**EXERCISE TASK**
Scan the material and copy every line in which "Circle" appears.
++++++
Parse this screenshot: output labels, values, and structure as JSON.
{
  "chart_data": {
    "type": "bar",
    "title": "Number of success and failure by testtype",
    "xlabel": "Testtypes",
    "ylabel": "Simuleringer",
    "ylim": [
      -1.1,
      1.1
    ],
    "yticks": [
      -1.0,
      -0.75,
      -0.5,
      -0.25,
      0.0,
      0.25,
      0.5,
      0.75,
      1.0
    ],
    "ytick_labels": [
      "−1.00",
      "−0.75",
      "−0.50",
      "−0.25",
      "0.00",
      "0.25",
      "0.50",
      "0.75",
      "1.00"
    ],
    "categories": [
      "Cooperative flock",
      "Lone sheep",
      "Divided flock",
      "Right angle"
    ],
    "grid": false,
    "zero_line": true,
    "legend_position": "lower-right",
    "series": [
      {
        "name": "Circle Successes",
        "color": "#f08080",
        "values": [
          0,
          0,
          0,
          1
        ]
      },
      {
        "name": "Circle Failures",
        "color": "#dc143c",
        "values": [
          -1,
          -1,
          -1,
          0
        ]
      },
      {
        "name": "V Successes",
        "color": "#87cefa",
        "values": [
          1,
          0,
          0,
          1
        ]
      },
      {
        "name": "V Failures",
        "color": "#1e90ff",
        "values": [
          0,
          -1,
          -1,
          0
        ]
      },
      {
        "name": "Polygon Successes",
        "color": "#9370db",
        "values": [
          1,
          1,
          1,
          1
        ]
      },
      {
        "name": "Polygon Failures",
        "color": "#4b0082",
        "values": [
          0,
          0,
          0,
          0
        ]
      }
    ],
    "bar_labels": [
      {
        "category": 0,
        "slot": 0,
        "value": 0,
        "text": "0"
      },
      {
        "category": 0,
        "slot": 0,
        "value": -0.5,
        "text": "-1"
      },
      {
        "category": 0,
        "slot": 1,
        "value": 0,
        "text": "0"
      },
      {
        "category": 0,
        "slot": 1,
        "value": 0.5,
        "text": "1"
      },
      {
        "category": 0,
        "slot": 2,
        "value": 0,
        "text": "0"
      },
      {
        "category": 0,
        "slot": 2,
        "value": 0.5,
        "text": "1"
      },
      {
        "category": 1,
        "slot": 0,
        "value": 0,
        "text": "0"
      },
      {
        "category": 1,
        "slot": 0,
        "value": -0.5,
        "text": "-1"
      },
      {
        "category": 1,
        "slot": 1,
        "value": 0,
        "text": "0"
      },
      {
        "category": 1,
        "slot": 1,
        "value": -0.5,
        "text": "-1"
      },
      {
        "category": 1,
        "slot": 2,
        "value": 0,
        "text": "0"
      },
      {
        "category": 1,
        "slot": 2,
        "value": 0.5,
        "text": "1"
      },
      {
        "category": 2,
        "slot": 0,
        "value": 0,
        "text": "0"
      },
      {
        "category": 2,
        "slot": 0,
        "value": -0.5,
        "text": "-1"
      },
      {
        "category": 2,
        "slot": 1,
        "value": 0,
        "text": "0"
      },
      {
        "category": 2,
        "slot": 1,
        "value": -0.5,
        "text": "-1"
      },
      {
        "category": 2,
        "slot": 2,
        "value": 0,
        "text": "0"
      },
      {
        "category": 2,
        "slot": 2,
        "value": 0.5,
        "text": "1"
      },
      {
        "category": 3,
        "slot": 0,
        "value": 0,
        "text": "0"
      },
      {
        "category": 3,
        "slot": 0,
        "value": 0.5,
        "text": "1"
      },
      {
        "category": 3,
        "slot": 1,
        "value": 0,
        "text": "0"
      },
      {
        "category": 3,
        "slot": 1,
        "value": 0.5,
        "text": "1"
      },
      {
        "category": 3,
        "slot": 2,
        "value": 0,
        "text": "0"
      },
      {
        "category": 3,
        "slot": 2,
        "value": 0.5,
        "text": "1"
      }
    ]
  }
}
++++++
**EXERCISE OUTPUT**
        "name": "Circle Successes",
        "name": "Circle Failures",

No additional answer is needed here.